Pick out each line of the records that includes the string "Главой", and copy it.

(Records from a dataset)
□ □ □ □ □
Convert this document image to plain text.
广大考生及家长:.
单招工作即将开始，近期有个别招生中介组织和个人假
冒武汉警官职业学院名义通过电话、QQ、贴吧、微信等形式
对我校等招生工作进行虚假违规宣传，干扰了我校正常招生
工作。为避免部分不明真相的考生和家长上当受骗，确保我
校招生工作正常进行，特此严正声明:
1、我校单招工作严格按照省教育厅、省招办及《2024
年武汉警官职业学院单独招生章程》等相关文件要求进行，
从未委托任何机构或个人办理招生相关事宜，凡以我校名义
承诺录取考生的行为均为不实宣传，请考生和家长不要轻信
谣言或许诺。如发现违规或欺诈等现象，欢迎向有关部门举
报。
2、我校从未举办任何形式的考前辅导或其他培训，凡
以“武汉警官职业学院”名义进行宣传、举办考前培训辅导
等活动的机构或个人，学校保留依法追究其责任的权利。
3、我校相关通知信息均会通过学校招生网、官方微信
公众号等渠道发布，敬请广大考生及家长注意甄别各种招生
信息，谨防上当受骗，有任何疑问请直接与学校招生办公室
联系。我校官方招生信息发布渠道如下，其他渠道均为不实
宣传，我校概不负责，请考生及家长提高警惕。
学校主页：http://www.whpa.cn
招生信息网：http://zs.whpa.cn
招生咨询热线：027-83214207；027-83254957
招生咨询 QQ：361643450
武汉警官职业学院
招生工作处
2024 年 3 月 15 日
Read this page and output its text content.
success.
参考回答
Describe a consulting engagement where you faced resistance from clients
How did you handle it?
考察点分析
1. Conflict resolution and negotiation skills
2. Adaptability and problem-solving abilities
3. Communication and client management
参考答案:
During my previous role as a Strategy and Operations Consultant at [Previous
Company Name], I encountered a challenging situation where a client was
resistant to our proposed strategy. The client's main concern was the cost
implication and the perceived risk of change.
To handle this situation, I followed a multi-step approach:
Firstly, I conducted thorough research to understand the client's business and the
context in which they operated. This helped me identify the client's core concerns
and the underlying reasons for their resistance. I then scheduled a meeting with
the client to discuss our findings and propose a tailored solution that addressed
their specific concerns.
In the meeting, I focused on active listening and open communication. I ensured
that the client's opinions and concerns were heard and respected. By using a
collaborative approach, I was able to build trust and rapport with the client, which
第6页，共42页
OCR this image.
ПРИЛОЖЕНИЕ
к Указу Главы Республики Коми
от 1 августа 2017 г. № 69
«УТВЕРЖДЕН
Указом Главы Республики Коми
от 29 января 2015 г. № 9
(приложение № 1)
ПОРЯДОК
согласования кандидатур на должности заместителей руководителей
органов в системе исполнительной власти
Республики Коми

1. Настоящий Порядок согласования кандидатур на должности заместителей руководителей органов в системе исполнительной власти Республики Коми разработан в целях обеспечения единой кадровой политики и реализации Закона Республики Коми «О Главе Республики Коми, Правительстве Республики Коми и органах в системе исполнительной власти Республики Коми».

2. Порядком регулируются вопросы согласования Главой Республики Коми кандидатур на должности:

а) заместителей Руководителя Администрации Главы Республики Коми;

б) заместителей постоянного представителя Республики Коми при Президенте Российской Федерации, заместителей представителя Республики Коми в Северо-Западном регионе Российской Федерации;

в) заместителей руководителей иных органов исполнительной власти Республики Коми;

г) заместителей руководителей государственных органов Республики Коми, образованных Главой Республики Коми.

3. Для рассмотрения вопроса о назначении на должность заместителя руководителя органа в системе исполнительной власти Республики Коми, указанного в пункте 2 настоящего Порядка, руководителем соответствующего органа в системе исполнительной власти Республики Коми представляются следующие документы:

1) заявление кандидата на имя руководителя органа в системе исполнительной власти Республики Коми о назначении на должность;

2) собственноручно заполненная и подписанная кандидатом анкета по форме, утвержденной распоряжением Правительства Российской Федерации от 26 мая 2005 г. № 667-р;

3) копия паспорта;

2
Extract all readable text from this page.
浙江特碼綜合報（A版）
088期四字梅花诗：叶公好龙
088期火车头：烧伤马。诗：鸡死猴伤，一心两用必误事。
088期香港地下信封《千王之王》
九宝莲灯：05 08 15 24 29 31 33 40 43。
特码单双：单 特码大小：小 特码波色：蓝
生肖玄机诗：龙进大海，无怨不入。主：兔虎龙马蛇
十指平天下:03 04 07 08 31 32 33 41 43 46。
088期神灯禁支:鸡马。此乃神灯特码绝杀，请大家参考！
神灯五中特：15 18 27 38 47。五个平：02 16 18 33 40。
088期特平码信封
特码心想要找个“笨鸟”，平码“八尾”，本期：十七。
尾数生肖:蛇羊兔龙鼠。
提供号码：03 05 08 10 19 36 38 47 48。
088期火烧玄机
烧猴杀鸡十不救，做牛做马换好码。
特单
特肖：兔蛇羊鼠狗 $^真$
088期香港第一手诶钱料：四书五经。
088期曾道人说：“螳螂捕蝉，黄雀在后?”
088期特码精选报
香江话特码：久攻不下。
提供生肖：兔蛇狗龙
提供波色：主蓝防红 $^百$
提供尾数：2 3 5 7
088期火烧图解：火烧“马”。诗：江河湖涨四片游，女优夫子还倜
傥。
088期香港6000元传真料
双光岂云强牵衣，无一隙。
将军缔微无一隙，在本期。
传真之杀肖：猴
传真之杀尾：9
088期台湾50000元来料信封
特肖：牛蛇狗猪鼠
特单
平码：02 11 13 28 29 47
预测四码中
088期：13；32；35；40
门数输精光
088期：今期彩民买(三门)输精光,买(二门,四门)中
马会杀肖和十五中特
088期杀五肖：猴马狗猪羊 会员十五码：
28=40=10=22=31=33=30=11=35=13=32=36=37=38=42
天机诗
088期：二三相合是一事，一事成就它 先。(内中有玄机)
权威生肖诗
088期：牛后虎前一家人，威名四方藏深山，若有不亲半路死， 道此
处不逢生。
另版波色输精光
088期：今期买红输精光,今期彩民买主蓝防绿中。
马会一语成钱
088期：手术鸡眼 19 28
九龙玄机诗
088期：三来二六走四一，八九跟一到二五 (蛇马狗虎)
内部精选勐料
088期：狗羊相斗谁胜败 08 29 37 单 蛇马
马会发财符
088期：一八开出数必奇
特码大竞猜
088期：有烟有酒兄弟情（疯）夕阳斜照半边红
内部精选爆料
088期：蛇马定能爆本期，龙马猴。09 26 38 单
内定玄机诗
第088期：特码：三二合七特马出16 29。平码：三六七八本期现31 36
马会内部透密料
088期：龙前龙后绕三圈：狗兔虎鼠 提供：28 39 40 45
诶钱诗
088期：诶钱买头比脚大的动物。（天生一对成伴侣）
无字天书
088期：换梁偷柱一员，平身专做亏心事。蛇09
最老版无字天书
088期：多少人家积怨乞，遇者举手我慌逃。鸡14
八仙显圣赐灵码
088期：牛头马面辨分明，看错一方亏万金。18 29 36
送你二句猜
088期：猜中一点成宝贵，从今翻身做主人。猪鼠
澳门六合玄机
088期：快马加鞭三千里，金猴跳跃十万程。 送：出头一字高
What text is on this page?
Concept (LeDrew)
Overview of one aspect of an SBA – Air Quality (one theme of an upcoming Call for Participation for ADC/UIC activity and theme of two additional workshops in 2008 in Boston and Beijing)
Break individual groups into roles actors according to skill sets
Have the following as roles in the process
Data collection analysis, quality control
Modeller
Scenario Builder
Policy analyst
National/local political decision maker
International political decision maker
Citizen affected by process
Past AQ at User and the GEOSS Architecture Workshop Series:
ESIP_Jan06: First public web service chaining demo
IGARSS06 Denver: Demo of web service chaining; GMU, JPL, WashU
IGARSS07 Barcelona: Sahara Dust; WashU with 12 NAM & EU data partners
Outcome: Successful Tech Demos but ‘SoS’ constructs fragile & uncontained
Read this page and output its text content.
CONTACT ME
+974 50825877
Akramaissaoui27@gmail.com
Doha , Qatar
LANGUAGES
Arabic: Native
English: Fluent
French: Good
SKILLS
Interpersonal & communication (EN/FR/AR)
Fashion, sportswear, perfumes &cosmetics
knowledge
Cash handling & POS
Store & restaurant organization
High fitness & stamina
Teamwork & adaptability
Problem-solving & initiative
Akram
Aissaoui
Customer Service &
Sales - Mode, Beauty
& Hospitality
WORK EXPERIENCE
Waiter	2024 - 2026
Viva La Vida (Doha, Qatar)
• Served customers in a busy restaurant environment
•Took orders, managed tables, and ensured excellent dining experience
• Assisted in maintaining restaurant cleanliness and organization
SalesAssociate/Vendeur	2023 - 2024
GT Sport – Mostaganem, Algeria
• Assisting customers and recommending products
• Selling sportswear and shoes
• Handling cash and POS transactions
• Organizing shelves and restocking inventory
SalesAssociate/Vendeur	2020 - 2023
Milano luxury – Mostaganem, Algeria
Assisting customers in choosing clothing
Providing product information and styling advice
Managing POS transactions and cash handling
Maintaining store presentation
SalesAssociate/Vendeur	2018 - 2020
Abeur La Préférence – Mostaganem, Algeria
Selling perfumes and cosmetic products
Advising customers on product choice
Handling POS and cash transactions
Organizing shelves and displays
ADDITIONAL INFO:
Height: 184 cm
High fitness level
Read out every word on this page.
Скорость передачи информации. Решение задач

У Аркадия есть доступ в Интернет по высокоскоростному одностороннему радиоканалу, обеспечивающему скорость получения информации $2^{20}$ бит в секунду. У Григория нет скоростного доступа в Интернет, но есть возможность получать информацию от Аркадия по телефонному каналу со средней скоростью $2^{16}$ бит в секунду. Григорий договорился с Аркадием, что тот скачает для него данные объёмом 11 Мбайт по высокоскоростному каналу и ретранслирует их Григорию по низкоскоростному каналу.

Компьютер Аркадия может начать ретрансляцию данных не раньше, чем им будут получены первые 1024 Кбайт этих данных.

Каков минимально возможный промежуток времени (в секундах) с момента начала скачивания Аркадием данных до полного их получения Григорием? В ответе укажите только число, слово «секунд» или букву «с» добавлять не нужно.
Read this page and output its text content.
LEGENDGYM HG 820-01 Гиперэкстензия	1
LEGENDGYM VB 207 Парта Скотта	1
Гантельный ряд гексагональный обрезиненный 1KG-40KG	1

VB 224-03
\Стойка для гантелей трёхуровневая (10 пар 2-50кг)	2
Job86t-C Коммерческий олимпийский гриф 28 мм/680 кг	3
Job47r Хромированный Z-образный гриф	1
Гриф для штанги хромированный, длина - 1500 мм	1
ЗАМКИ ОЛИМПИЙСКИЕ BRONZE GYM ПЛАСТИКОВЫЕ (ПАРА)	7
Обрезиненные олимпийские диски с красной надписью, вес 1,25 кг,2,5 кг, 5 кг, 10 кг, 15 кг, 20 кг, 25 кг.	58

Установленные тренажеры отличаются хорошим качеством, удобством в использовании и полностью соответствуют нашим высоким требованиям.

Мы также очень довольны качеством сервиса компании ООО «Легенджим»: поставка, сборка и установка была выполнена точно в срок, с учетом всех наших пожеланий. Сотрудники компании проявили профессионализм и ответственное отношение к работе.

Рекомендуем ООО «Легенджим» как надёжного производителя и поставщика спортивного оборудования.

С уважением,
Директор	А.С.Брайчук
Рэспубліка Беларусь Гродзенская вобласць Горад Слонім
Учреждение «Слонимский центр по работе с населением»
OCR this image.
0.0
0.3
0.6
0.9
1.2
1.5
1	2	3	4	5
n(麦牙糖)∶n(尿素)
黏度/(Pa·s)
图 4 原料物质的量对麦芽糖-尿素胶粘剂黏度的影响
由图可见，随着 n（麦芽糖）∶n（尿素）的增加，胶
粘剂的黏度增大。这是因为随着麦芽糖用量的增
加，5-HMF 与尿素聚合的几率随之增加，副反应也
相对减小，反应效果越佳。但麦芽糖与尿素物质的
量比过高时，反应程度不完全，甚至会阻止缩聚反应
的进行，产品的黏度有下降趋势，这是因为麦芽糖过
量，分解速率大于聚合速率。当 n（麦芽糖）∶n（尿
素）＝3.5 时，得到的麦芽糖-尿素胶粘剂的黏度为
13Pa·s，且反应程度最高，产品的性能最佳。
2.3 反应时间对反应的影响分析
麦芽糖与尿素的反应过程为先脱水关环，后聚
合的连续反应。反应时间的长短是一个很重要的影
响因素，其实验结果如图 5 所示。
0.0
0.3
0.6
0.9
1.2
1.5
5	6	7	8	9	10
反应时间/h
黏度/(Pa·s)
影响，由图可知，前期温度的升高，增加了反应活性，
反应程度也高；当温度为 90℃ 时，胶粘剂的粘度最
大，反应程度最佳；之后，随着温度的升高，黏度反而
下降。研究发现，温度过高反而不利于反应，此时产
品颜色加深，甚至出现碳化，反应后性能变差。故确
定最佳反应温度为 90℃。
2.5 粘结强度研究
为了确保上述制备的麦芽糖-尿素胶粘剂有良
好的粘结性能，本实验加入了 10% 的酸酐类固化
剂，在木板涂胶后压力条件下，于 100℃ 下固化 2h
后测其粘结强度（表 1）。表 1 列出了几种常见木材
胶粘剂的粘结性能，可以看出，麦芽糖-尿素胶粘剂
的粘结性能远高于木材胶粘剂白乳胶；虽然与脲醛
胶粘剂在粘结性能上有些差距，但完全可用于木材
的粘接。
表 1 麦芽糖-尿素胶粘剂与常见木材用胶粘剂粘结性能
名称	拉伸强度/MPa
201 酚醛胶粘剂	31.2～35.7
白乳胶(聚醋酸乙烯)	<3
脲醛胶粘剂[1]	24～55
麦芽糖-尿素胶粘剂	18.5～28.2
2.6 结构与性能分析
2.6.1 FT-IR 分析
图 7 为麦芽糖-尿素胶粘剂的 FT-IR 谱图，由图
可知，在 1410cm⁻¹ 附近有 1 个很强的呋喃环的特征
□ □ □ □ □
**EXERCISE ANSWER**
2. Порядком регулируются вопросы согласования Главой Республики Коми кандидатур на должности:
г) заместителей руководителей государственных органов Республики Коми, образованных Главой Республики Коми.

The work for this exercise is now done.